The problem — Return every line of the records below word for word, leaving out the pictures.

Provided data —
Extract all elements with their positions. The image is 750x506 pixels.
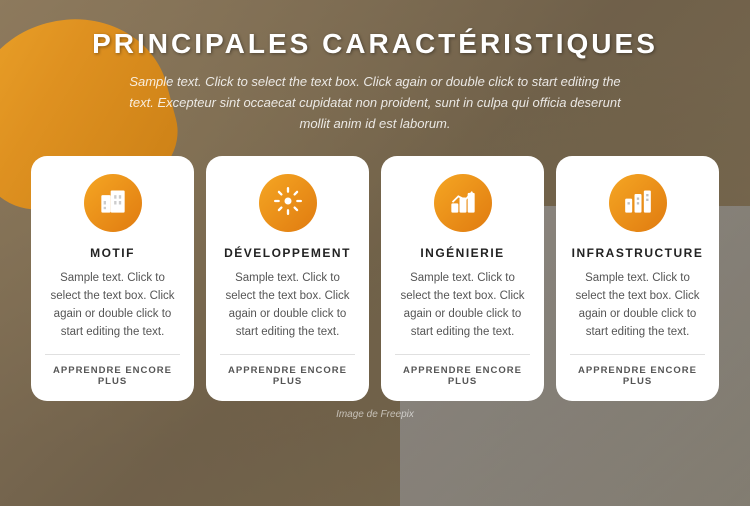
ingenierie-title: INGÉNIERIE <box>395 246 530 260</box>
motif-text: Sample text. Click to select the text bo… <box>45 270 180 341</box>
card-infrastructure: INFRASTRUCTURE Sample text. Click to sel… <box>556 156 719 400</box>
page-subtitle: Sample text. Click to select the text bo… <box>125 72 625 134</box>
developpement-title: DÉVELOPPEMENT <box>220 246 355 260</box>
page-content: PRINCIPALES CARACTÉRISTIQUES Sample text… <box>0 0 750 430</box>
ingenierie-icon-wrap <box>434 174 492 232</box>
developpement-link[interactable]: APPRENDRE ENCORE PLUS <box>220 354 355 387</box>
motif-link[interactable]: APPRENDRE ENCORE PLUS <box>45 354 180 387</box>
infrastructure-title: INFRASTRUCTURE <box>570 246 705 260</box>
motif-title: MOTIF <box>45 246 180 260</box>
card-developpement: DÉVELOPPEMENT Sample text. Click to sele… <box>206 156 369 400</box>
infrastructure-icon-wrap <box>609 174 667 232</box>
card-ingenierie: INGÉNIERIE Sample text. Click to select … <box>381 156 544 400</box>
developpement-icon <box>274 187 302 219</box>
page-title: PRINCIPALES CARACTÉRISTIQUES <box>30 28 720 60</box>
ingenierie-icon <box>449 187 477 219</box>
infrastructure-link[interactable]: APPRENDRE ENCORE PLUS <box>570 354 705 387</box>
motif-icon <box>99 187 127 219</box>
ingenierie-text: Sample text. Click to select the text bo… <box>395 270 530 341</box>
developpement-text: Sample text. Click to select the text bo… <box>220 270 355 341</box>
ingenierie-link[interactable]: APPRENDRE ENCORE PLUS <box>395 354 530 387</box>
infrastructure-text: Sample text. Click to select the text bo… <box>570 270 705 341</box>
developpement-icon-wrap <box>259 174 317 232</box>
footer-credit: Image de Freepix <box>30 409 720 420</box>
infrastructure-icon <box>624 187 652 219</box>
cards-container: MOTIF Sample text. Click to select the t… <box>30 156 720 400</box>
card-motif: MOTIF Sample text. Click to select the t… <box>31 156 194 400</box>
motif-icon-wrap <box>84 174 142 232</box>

Task output —
Extract all elements with their positions. The image is 750x506 pixels.
ingenierie-title: INGÉNIERIE <box>395 246 530 260</box>
motif-text: Sample text. Click to select the text bo… <box>45 270 180 341</box>
card-infrastructure: INFRASTRUCTURE Sample text. Click to sel… <box>556 156 719 400</box>
page-subtitle: Sample text. Click to select the text bo… <box>125 72 625 134</box>
developpement-title: DÉVELOPPEMENT <box>220 246 355 260</box>
page-content: PRINCIPALES CARACTÉRISTIQUES Sample text… <box>0 0 750 430</box>
ingenierie-icon-wrap <box>434 174 492 232</box>
developpement-link[interactable]: APPRENDRE ENCORE PLUS <box>220 354 355 387</box>
motif-link[interactable]: APPRENDRE ENCORE PLUS <box>45 354 180 387</box>
infrastructure-title: INFRASTRUCTURE <box>570 246 705 260</box>
motif-title: MOTIF <box>45 246 180 260</box>
card-developpement: DÉVELOPPEMENT Sample text. Click to sele… <box>206 156 369 400</box>
infrastructure-icon-wrap <box>609 174 667 232</box>
card-ingenierie: INGÉNIERIE Sample text. Click to select … <box>381 156 544 400</box>
developpement-icon <box>274 187 302 219</box>
page-title: PRINCIPALES CARACTÉRISTIQUES <box>30 28 720 60</box>
ingenierie-icon <box>449 187 477 219</box>
infrastructure-link[interactable]: APPRENDRE ENCORE PLUS <box>570 354 705 387</box>
motif-icon <box>99 187 127 219</box>
ingenierie-text: Sample text. Click to select the text bo… <box>395 270 530 341</box>
developpement-text: Sample text. Click to select the text bo… <box>220 270 355 341</box>
ingenierie-link[interactable]: APPRENDRE ENCORE PLUS <box>395 354 530 387</box>
infrastructure-text: Sample text. Click to select the text bo… <box>570 270 705 341</box>
developpement-icon-wrap <box>259 174 317 232</box>
footer-credit: Image de Freepix <box>30 409 720 420</box>
infrastructure-icon <box>624 187 652 219</box>
cards-container: MOTIF Sample text. Click to select the t… <box>30 156 720 400</box>
card-motif: MOTIF Sample text. Click to select the t… <box>31 156 194 400</box>
motif-icon-wrap <box>84 174 142 232</box>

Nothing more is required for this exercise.